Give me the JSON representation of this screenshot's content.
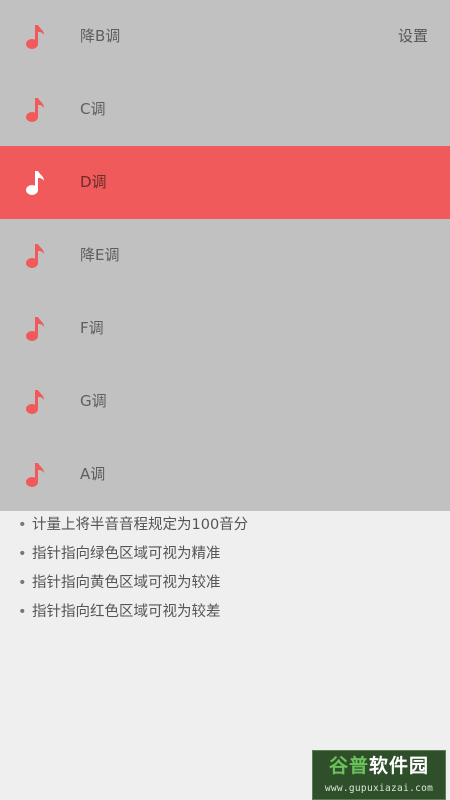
{
  "colors": {
    "list_background": "#c1c1c1",
    "selected_background": "#f05a5a",
    "note_icon": "#f05a5a",
    "note_icon_selected": "#ffffff",
    "page_background": "#efefef"
  },
  "header": {
    "settings_label": "设置"
  },
  "keys": [
    {
      "label": "降B调",
      "icon": "music-note-icon",
      "selected": false
    },
    {
      "label": "C调",
      "icon": "music-note-icon",
      "selected": false
    },
    {
      "label": "D调",
      "icon": "music-note-icon",
      "selected": true
    },
    {
      "label": "降E调",
      "icon": "music-note-icon",
      "selected": false
    },
    {
      "label": "F调",
      "icon": "music-note-icon",
      "selected": false
    },
    {
      "label": "G调",
      "icon": "music-note-icon",
      "selected": false
    },
    {
      "label": "A调",
      "icon": "music-note-icon",
      "selected": false
    }
  ],
  "tips": {
    "bullet": "•",
    "items": [
      "计量上将半音音程规定为100音分",
      "指针指向绿色区域可视为精准",
      "指针指向黄色区域可视为较准",
      "指针指向红色区域可视为较差"
    ]
  },
  "watermark": {
    "title_part1": "谷普",
    "title_part2": "软件园",
    "url": "www.gupuxiazai.com"
  }
}
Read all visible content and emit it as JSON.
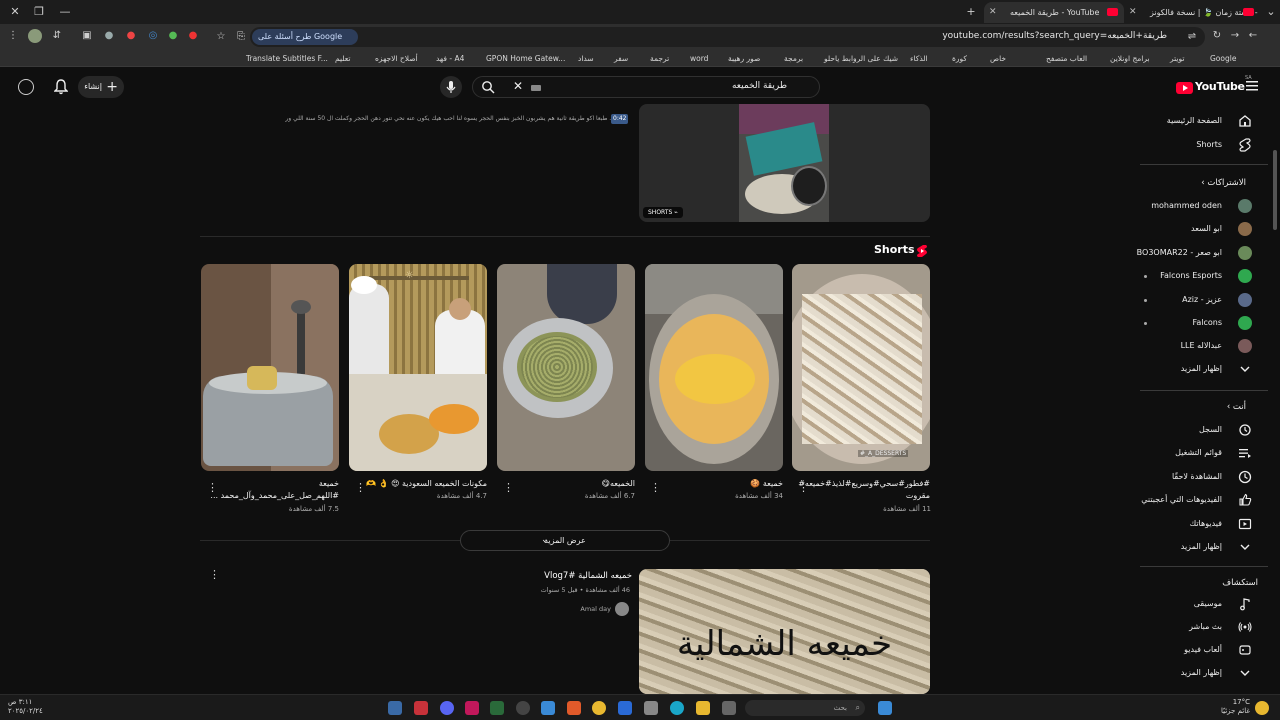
{
  "browser": {
    "tabs": [
      {
        "label": "طريقة الخميعه - YouTube",
        "active": true
      },
      {
        "label": "كشتة زمان 🍃 | نسخة فالكونز - ..."
      }
    ],
    "url": "youtube.com/results?search_query=طريقة+الخميعه",
    "google_pill": "طرح أسئلة على Google",
    "bookmarks": [
      "Google",
      "تويتر",
      "برامج اونلاين",
      "العاب متصفح",
      "خاص",
      "كورة",
      "الذكاء",
      "شيك على الروابط ياحلو",
      "برمجة",
      "صور رهيبة",
      "word",
      "ترجمة",
      "سفر",
      "سداد",
      "GPON Home Gatew...",
      "فهد - A4",
      "أصلاح الاجهزه",
      "تعليم",
      "Translate Subtitles F..."
    ]
  },
  "header": {
    "logo": "YouTube",
    "logo_region": "SA",
    "search_value": "طريقة الخميعه",
    "create_label": "إنشاء"
  },
  "sidebar": {
    "main": [
      {
        "label": "الصفحة الرئيسية",
        "icon": "home-icon"
      },
      {
        "label": "Shorts",
        "icon": "shorts-icon"
      }
    ],
    "subscriptions_title": "الاشتراكات",
    "subscriptions": [
      {
        "label": "mohammed oden",
        "color": "#5a7a6a",
        "dot": false
      },
      {
        "label": "ابو السعد",
        "color": "#8a6a4a",
        "dot": false
      },
      {
        "label": "ابو صعر - BO3OMAR22",
        "color": "#6a8a5a",
        "dot": false
      },
      {
        "label": "Falcons Esports",
        "color": "#2fa84f",
        "dot": true
      },
      {
        "label": "عزيز - Aziz",
        "color": "#5a6a8a",
        "dot": true
      },
      {
        "label": "Falcons",
        "color": "#2fa84f",
        "dot": true
      },
      {
        "label": "عبدالاله LLE",
        "color": "#7a5a5a",
        "dot": false
      }
    ],
    "show_more": "إظهار المزيد",
    "you_title": "أنت",
    "you_items": [
      {
        "label": "السجل",
        "icon": "history-icon"
      },
      {
        "label": "قوائم التشغيل",
        "icon": "playlist-icon"
      },
      {
        "label": "المشاهدة لاحقًا",
        "icon": "watch-later-icon"
      },
      {
        "label": "الفيديوهات التي أعجبتني",
        "icon": "like-icon"
      },
      {
        "label": "فيديوهاتك",
        "icon": "your-videos-icon"
      }
    ],
    "show_more_2": "إظهار المزيد",
    "explore_title": "استكشاف",
    "explore_items": [
      {
        "label": "موسيقى",
        "icon": "music-icon"
      },
      {
        "label": "بث مباشر",
        "icon": "live-icon"
      },
      {
        "label": "ألعاب فيديو",
        "icon": "gaming-icon"
      }
    ],
    "show_more_3": "إظهار المزيد"
  },
  "content": {
    "top_description": "... طبعا اكو طريقة ثانية هم يشربون الخبز بنفس الحجر يسوه لنا احب هيك يكون عنه نحي تنور دهن الحجر وكملت ال 50 سنة اللي ورا حلوين عافيه.",
    "top_duration": "0:42",
    "shorts_badge": "SHORTS",
    "shorts_title": "Shorts",
    "shorts": [
      {
        "title": "#فطور#سحي#وسريع#لذيذ#خميعه# مقروت",
        "views": "11 ألف مشاهدة",
        "watermark": "#_A_DESSERTS"
      },
      {
        "title": "خميعة 🍪",
        "views": "34 ألف مشاهدة"
      },
      {
        "title": "الخميعه😋",
        "views": "6.7 ألف مشاهدة"
      },
      {
        "title": "مكونات الخميعه السعودية 😍 👌 🫶",
        "views": "4.7 ألف مشاهدة"
      },
      {
        "title": "خميعة #اللهم_صل_على_محمد_وآل_محمد ...",
        "views": "7.5 ألف مشاهدة"
      }
    ],
    "show_more_label": "عرض المزيد",
    "video2": {
      "title": "خميعه الشمالية #Vlog7",
      "meta": "46 ألف مشاهدة • قبل 5 سنوات",
      "channel": "Amal day",
      "thumb_text": "خميعه الشمالية"
    }
  },
  "taskbar": {
    "search_placeholder": "بحث",
    "weather_temp": "17°C",
    "weather_desc": "غائم جزئيًا",
    "time": "٣:١١ ص",
    "date": "٢٠٢٥/٠٢/٢٤"
  }
}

++++++++

● **PROBLEM TO WORK ON**: Write out every record above exactly as it stands, but leave out the pictures.

● **TASK RESPONSE**:
Give me the JSON representation of this screenshot's content.
{
  "colors": {
    "list_background": "#c1c1c1",
    "selected_background": "#f05a5a",
    "note_icon": "#f05a5a",
    "note_icon_selected": "#ffffff",
    "page_background": "#efefef"
  },
  "header": {
    "settings_label": "设置"
  },
  "keys": [
    {
      "label": "降B调",
      "icon": "music-note-icon",
      "selected": false
    },
    {
      "label": "C调",
      "icon": "music-note-icon",
      "selected": false
    },
    {
      "label": "D调",
      "icon": "music-note-icon",
      "selected": true
    },
    {
      "label": "降E调",
      "icon": "music-note-icon",
      "selected": false
    },
    {
      "label": "F调",
      "icon": "music-note-icon",
      "selected": false
    },
    {
      "label": "G调",
      "icon": "music-note-icon",
      "selected": false
    },
    {
      "label": "A调",
      "icon": "music-note-icon",
      "selected": false
    }
  ],
  "tips": {
    "bullet": "•",
    "items": [
      "计量上将半音音程规定为100音分",
      "指针指向绿色区域可视为精准",
      "指针指向黄色区域可视为较准",
      "指针指向红色区域可视为较差"
    ]
  },
  "watermark": {
    "title_part1": "谷普",
    "title_part2": "软件园",
    "url": "www.gupuxiazai.com"
  }
}
Read all visible content and emit it as JSON.
{
  "browser": {
    "tabs": [
      {
        "label": "طريقة الخميعه - YouTube",
        "active": true
      },
      {
        "label": "كشتة زمان 🍃 | نسخة فالكونز - ..."
      }
    ],
    "url": "youtube.com/results?search_query=طريقة+الخميعه",
    "google_pill": "طرح أسئلة على Google",
    "bookmarks": [
      "Google",
      "تويتر",
      "برامج اونلاين",
      "العاب متصفح",
      "خاص",
      "كورة",
      "الذكاء",
      "شيك على الروابط ياحلو",
      "برمجة",
      "صور رهيبة",
      "word",
      "ترجمة",
      "سفر",
      "سداد",
      "GPON Home Gatew...",
      "فهد - A4",
      "أصلاح الاجهزه",
      "تعليم",
      "Translate Subtitles F..."
    ]
  },
  "header": {
    "logo": "YouTube",
    "logo_region": "SA",
    "search_value": "طريقة الخميعه",
    "create_label": "إنشاء"
  },
  "sidebar": {
    "main": [
      {
        "label": "الصفحة الرئيسية",
        "icon": "home-icon"
      },
      {
        "label": "Shorts",
        "icon": "shorts-icon"
      }
    ],
    "subscriptions_title": "الاشتراكات",
    "subscriptions": [
      {
        "label": "mohammed oden",
        "color": "#5a7a6a",
        "dot": false
      },
      {
        "label": "ابو السعد",
        "color": "#8a6a4a",
        "dot": false
      },
      {
        "label": "ابو صعر - BO3OMAR22",
        "color": "#6a8a5a",
        "dot": false
      },
      {
        "label": "Falcons Esports",
        "color": "#2fa84f",
        "dot": true
      },
      {
        "label": "عزيز - Aziz",
        "color": "#5a6a8a",
        "dot": true
      },
      {
        "label": "Falcons",
        "color": "#2fa84f",
        "dot": true
      },
      {
        "label": "عبدالاله LLE",
        "color": "#7a5a5a",
        "dot": false
      }
    ],
    "show_more": "إظهار المزيد",
    "you_title": "أنت",
    "you_items": [
      {
        "label": "السجل",
        "icon": "history-icon"
      },
      {
        "label": "قوائم التشغيل",
        "icon": "playlist-icon"
      },
      {
        "label": "المشاهدة لاحقًا",
        "icon": "watch-later-icon"
      },
      {
        "label": "الفيديوهات التي أعجبتني",
        "icon": "like-icon"
      },
      {
        "label": "فيديوهاتك",
        "icon": "your-videos-icon"
      }
    ],
    "show_more_2": "إظهار المزيد",
    "explore_title": "استكشاف",
    "explore_items": [
      {
        "label": "موسيقى",
        "icon": "music-icon"
      },
      {
        "label": "بث مباشر",
        "icon": "live-icon"
      },
      {
        "label": "ألعاب فيديو",
        "icon": "gaming-icon"
      }
    ],
    "show_more_3": "إظهار المزيد"
  },
  "content": {
    "top_description": "... طبعا اكو طريقة ثانية هم يشربون الخبز بنفس الحجر يسوه لنا احب هيك يكون عنه نحي تنور دهن الحجر وكملت ال 50 سنة اللي ورا حلوين عافيه.",
    "top_duration": "0:42",
    "shorts_badge": "SHORTS",
    "shorts_title": "Shorts",
    "shorts": [
      {
        "title": "#فطور#سحي#وسريع#لذيذ#خميعه# مقروت",
        "views": "11 ألف مشاهدة",
        "watermark": "#_A_DESSERTS"
      },
      {
        "title": "خميعة 🍪",
        "views": "34 ألف مشاهدة"
      },
      {
        "title": "الخميعه😋",
        "views": "6.7 ألف مشاهدة"
      },
      {
        "title": "مكونات الخميعه السعودية 😍 👌 🫶",
        "views": "4.7 ألف مشاهدة"
      },
      {
        "title": "خميعة #اللهم_صل_على_محمد_وآل_محمد ...",
        "views": "7.5 ألف مشاهدة"
      }
    ],
    "show_more_label": "عرض المزيد",
    "video2": {
      "title": "خميعه الشمالية #Vlog7",
      "meta": "46 ألف مشاهدة • قبل 5 سنوات",
      "channel": "Amal day",
      "thumb_text": "خميعه الشمالية"
    }
  },
  "taskbar": {
    "search_placeholder": "بحث",
    "weather_temp": "17°C",
    "weather_desc": "غائم جزئيًا",
    "time": "٣:١١ ص",
    "date": "٢٠٢٥/٠٢/٢٤"
  }
}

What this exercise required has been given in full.